Challenge
Your task is to copy each line that has the word "Prediction".
:: Supplied material
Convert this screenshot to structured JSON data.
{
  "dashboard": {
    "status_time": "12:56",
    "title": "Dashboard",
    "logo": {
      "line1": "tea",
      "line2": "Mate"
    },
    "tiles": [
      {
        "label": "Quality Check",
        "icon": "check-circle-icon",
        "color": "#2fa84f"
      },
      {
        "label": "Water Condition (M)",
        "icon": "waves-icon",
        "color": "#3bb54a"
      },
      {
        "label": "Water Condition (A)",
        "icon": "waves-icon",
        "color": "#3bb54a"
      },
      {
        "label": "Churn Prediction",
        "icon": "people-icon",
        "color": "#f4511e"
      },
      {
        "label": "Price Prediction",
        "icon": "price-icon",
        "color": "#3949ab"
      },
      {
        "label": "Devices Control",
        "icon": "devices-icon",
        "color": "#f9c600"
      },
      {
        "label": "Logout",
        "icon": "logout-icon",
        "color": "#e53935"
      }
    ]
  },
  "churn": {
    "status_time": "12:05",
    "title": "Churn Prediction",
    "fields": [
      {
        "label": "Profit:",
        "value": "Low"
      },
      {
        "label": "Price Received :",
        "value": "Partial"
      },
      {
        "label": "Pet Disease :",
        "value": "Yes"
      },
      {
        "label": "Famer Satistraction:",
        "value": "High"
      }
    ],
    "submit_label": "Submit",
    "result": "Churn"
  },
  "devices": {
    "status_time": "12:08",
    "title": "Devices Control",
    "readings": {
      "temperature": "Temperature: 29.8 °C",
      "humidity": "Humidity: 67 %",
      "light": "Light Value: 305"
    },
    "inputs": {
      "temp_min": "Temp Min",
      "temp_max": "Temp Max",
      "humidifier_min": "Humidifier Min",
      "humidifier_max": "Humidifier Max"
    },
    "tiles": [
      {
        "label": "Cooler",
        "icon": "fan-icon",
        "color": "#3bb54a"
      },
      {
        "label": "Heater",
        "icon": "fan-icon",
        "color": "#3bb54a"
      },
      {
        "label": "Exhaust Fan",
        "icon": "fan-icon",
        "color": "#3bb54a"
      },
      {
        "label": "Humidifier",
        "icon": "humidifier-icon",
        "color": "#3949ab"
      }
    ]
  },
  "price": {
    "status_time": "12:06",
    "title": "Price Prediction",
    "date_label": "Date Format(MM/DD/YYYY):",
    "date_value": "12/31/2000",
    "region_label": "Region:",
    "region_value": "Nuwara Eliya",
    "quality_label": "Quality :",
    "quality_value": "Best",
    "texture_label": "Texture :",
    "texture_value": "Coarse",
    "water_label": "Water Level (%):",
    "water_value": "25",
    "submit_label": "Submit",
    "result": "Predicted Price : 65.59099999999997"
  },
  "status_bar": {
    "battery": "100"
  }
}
::::
Solution for this task
        "label": "Churn Prediction",
        "label": "Price Prediction",
    "title": "Churn Prediction",
    "title": "Price Prediction",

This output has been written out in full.